§ **Written task**: Rewrite all of the records below, swapping "Lots" for "Contracts" and leaving everything else unchanged.

[Element and region listings]

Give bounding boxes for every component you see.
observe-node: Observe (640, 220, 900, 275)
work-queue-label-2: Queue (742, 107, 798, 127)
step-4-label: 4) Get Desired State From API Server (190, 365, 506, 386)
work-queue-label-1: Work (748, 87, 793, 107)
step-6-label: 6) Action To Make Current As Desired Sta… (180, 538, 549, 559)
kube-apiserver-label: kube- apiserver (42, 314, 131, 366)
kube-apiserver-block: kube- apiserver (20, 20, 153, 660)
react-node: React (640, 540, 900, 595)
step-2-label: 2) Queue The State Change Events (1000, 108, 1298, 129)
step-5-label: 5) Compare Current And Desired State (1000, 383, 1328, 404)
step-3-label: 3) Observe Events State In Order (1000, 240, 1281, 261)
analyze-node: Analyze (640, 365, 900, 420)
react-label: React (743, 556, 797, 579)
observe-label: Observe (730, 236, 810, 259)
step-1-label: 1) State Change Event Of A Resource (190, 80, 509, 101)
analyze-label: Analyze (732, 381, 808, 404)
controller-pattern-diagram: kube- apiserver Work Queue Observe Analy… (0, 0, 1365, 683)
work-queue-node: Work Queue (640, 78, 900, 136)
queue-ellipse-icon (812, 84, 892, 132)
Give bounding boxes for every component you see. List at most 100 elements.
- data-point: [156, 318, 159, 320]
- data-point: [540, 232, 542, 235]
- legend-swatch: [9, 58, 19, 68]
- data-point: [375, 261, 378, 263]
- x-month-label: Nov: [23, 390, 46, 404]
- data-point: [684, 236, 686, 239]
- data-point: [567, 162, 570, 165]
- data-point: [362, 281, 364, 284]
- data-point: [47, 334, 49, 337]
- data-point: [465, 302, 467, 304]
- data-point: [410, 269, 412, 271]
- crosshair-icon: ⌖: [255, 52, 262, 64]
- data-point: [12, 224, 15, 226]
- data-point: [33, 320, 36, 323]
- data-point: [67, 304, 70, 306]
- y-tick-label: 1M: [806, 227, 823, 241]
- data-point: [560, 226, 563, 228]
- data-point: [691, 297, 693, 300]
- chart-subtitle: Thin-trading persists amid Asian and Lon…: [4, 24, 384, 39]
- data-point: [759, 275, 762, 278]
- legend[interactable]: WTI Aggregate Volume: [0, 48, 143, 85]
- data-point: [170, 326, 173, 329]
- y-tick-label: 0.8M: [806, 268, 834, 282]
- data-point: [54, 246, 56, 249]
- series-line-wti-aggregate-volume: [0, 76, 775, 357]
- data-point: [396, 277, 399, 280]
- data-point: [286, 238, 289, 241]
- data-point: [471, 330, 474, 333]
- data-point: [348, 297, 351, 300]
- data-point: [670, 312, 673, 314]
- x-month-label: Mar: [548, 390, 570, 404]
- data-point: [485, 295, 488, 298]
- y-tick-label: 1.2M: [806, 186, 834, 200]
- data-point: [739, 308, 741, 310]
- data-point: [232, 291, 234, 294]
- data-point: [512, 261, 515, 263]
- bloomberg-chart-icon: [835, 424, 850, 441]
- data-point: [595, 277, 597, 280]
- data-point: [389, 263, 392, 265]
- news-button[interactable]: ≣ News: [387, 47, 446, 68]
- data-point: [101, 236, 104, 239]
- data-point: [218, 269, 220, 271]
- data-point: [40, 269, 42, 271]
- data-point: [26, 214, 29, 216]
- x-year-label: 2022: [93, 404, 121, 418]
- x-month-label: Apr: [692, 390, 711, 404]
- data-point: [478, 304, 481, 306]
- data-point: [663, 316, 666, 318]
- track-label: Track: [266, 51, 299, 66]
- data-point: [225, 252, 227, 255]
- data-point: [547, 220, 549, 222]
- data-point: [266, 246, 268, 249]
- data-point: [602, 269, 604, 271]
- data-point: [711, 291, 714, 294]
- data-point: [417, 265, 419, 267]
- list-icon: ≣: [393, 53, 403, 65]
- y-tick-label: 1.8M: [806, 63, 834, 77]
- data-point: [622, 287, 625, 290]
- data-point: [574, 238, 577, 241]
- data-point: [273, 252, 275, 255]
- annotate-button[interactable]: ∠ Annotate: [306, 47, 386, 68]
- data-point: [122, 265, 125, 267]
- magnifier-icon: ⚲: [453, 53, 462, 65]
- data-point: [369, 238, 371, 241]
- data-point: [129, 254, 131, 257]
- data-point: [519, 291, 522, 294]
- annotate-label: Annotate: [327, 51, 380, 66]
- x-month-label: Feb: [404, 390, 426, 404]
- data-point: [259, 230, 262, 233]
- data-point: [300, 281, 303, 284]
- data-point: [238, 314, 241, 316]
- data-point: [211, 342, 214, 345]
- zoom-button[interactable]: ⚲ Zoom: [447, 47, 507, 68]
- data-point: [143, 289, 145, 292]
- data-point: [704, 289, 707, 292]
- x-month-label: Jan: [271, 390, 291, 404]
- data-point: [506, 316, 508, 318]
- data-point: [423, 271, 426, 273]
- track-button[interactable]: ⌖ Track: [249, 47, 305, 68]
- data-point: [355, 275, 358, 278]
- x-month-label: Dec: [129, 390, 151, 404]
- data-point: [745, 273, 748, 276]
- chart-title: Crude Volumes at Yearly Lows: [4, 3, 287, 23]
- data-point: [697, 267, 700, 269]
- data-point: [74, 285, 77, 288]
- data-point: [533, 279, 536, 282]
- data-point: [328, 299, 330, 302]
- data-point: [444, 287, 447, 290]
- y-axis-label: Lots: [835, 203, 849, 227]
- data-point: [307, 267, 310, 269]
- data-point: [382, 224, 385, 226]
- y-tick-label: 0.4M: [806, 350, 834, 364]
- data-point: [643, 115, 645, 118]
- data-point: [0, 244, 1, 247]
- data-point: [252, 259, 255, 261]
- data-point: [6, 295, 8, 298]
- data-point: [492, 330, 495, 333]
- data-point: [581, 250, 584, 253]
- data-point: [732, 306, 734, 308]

§ **Task response**:
Give bounding boxes for every component you see.
observe-node: Observe (640, 220, 900, 275)
work-queue-label-2: Queue (742, 107, 798, 127)
step-4-label: 4) Get Desired State From API Server (190, 365, 506, 386)
work-queue-label-1: Work (748, 87, 793, 107)
step-6-label: 6) Action To Make Current As Desired Sta… (180, 538, 549, 559)
kube-apiserver-label: kube- apiserver (42, 314, 131, 366)
kube-apiserver-block: kube- apiserver (20, 20, 153, 660)
react-node: React (640, 540, 900, 595)
step-2-label: 2) Queue The State Change Events (1000, 108, 1298, 129)
step-5-label: 5) Compare Current And Desired State (1000, 383, 1328, 404)
step-3-label: 3) Observe Events State In Order (1000, 240, 1281, 261)
analyze-node: Analyze (640, 365, 900, 420)
react-label: React (743, 556, 797, 579)
observe-label: Observe (730, 236, 810, 259)
step-1-label: 1) State Change Event Of A Resource (190, 80, 509, 101)
analyze-label: Analyze (732, 381, 808, 404)
controller-pattern-diagram: kube- apiserver Work Queue Observe Analy… (0, 0, 1365, 683)
work-queue-node: Work Queue (640, 78, 900, 136)
queue-ellipse-icon (812, 84, 892, 132)
Give bounding boxes for every component you see. List at most 100 elements.
- data-point: [156, 318, 159, 320]
- data-point: [540, 232, 542, 235]
- legend-swatch: [9, 58, 19, 68]
- data-point: [375, 261, 378, 263]
- x-month-label: Nov: [23, 390, 46, 404]
- data-point: [684, 236, 686, 239]
- data-point: [567, 162, 570, 165]
- data-point: [362, 281, 364, 284]
- data-point: [47, 334, 49, 337]
- data-point: [465, 302, 467, 304]
- data-point: [410, 269, 412, 271]
- crosshair-icon: ⌖: [255, 52, 262, 64]
- data-point: [12, 224, 15, 226]
- data-point: [33, 320, 36, 323]
- data-point: [67, 304, 70, 306]
- y-tick-label: 1M: [806, 227, 823, 241]
- data-point: [560, 226, 563, 228]
- data-point: [691, 297, 693, 300]
- chart-subtitle: Thin-trading persists amid Asian and Lon…: [4, 24, 384, 39]
- data-point: [759, 275, 762, 278]
- legend[interactable]: WTI Aggregate Volume: [0, 48, 143, 85]
- data-point: [170, 326, 173, 329]
- y-tick-label: 0.8M: [806, 268, 834, 282]
- data-point: [54, 246, 56, 249]
- series-line-wti-aggregate-volume: [0, 76, 775, 357]
- data-point: [396, 277, 399, 280]
- data-point: [286, 238, 289, 241]
- data-point: [471, 330, 474, 333]
- data-point: [348, 297, 351, 300]
- data-point: [670, 312, 673, 314]
- x-month-label: Mar: [548, 390, 570, 404]
- data-point: [485, 295, 488, 298]
- y-tick-label: 1.2M: [806, 186, 834, 200]
- data-point: [739, 308, 741, 310]
- data-point: [232, 291, 234, 294]
- data-point: [512, 261, 515, 263]
- bloomberg-chart-icon: [835, 424, 850, 441]
- data-point: [595, 277, 597, 280]
- data-point: [389, 263, 392, 265]
- news-button[interactable]: ≣ News: [387, 47, 446, 68]
- data-point: [101, 236, 104, 239]
- data-point: [218, 269, 220, 271]
- data-point: [40, 269, 42, 271]
- data-point: [26, 214, 29, 216]
- x-year-label: 2022: [93, 404, 121, 418]
- x-month-label: Apr: [692, 390, 711, 404]
- data-point: [478, 304, 481, 306]
- data-point: [663, 316, 666, 318]
- track-label: Track: [266, 51, 299, 66]
- data-point: [225, 252, 227, 255]
- data-point: [547, 220, 549, 222]
- data-point: [266, 246, 268, 249]
- data-point: [602, 269, 604, 271]
- data-point: [711, 291, 714, 294]
- data-point: [417, 265, 419, 267]
- list-icon: ≣: [393, 53, 403, 65]
- y-tick-label: 1.8M: [806, 63, 834, 77]
- data-point: [622, 287, 625, 290]
- data-point: [574, 238, 577, 241]
- data-point: [273, 252, 275, 255]
- annotate-button[interactable]: ∠ Annotate: [306, 47, 386, 68]
- data-point: [122, 265, 125, 267]
- magnifier-icon: ⚲: [453, 53, 462, 65]
- data-point: [369, 238, 371, 241]
- data-point: [129, 254, 131, 257]
- data-point: [519, 291, 522, 294]
- annotate-label: Annotate: [327, 51, 380, 66]
- x-month-label: Feb: [404, 390, 426, 404]
- data-point: [259, 230, 262, 233]
- data-point: [300, 281, 303, 284]
- data-point: [238, 314, 241, 316]
- data-point: [211, 342, 214, 345]
- zoom-button[interactable]: ⚲ Zoom: [447, 47, 507, 68]
- data-point: [143, 289, 145, 292]
- data-point: [704, 289, 707, 292]
- x-month-label: Jan: [271, 390, 291, 404]
- data-point: [506, 316, 508, 318]
- data-point: [423, 271, 426, 273]
- track-button[interactable]: ⌖ Track: [249, 47, 305, 68]
- data-point: [355, 275, 358, 278]
- x-month-label: Dec: [129, 390, 151, 404]
- data-point: [745, 273, 748, 276]
- chart-title: Crude Volumes at Yearly Lows: [4, 3, 287, 23]
- data-point: [697, 267, 700, 269]
- data-point: [74, 285, 77, 288]
- data-point: [533, 279, 536, 282]
- data-point: [328, 299, 330, 302]
- data-point: [444, 287, 447, 290]
- y-axis-label: Contracts: [835, 203, 849, 227]
- data-point: [307, 267, 310, 269]
- data-point: [382, 224, 385, 226]
- y-tick-label: 0.4M: [806, 350, 834, 364]
- data-point: [643, 115, 645, 118]
- data-point: [0, 244, 1, 247]
- data-point: [252, 259, 255, 261]
- data-point: [6, 295, 8, 298]
- data-point: [492, 330, 495, 333]
- data-point: [581, 250, 584, 253]
- data-point: [732, 306, 734, 308]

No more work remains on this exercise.